» Written exercise: What follows is a set of records; repeat all of them exactly.

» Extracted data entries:

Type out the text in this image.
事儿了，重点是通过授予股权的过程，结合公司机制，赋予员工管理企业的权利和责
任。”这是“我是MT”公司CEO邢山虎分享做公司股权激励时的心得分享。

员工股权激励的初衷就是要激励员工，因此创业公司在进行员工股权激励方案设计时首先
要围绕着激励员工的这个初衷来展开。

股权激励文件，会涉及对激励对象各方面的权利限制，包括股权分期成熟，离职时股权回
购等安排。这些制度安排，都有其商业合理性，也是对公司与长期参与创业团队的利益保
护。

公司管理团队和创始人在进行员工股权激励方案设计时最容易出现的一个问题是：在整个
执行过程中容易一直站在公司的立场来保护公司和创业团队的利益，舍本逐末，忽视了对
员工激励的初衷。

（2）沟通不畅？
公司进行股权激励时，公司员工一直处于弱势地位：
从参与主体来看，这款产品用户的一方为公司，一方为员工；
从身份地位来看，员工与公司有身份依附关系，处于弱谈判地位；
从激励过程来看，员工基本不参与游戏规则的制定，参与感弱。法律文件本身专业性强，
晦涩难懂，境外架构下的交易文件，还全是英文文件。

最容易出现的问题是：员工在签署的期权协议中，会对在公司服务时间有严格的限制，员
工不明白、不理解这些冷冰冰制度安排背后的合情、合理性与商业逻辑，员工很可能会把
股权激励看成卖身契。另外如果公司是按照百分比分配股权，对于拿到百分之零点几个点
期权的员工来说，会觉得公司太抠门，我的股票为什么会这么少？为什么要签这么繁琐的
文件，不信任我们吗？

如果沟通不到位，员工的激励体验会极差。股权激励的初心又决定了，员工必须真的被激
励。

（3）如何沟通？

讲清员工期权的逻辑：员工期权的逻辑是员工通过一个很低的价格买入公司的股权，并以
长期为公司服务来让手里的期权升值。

» Solution to the exercise:
Type out the text in this image.
事儿了，重点是通过授予股权的过程，结合公司机制，赋予员工管理企业的权利和责
任。”这是“我是MT”公司CEO邢山虎分享做公司股权激励时的心得分享。

员工股权激励的初衷就是要激励员工，因此创业公司在进行员工股权激励方案设计时首先
要围绕着激励员工的这个初衷来展开。

股权激励文件，会涉及对激励对象各方面的权利限制，包括股权分期成熟，离职时股权回
购等安排。这些制度安排，都有其商业合理性，也是对公司与长期参与创业团队的利益保
护。

公司管理团队和创始人在进行员工股权激励方案设计时最容易出现的一个问题是：在整个
执行过程中容易一直站在公司的立场来保护公司和创业团队的利益，舍本逐末，忽视了对
员工激励的初衷。

（2）沟通不畅？
公司进行股权激励时，公司员工一直处于弱势地位：
从参与主体来看，这款产品用户的一方为公司，一方为员工；
从身份地位来看，员工与公司有身份依附关系，处于弱谈判地位；
从激励过程来看，员工基本不参与游戏规则的制定，参与感弱。法律文件本身专业性强，
晦涩难懂，境外架构下的交易文件，还全是英文文件。

最容易出现的问题是：员工在签署的期权协议中，会对在公司服务时间有严格的限制，员
工不明白、不理解这些冷冰冰制度安排背后的合情、合理性与商业逻辑，员工很可能会把
股权激励看成卖身契。另外如果公司是按照百分比分配股权，对于拿到百分之零点几个点
期权的员工来说，会觉得公司太抠门，我的股票为什么会这么少？为什么要签这么繁琐的
文件，不信任我们吗？

如果沟通不到位，员工的激励体验会极差。股权激励的初心又决定了，员工必须真的被激
励。

（3）如何沟通？

讲清员工期权的逻辑：员工期权的逻辑是员工通过一个很低的价格买入公司的股权，并以
长期为公司服务来让手里的期权升值。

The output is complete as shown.